Aim of the exercise: Tally every line of the material that includes "وقال", then give the tally and nothing else.

Exercise input:
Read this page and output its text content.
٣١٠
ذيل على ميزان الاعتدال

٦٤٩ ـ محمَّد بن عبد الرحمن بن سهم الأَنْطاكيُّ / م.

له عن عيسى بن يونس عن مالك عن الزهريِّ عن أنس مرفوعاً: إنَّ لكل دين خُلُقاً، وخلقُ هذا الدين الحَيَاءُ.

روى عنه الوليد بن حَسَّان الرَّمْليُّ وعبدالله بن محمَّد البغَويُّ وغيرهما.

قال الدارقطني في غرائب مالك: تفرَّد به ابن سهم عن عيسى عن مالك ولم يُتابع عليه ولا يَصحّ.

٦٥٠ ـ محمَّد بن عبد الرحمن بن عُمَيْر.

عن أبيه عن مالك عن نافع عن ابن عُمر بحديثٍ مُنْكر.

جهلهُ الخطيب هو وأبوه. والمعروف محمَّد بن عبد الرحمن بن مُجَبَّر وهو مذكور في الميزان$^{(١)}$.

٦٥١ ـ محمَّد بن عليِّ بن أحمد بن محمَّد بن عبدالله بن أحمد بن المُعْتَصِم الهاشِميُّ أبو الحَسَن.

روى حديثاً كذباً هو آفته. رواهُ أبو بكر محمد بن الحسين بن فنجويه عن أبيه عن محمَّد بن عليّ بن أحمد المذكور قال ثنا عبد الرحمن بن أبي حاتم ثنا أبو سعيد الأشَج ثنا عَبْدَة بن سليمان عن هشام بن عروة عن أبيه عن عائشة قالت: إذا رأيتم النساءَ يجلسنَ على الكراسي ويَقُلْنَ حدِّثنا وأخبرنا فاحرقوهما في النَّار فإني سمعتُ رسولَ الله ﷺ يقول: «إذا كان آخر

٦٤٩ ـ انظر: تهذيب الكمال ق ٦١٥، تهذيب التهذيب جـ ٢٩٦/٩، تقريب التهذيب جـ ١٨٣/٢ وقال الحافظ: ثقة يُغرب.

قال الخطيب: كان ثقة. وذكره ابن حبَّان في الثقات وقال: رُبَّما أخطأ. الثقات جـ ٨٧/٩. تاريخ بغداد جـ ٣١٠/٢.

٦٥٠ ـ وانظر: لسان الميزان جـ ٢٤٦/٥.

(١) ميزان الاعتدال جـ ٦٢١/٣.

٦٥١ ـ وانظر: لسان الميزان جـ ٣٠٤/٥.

Answer to this exercise: 2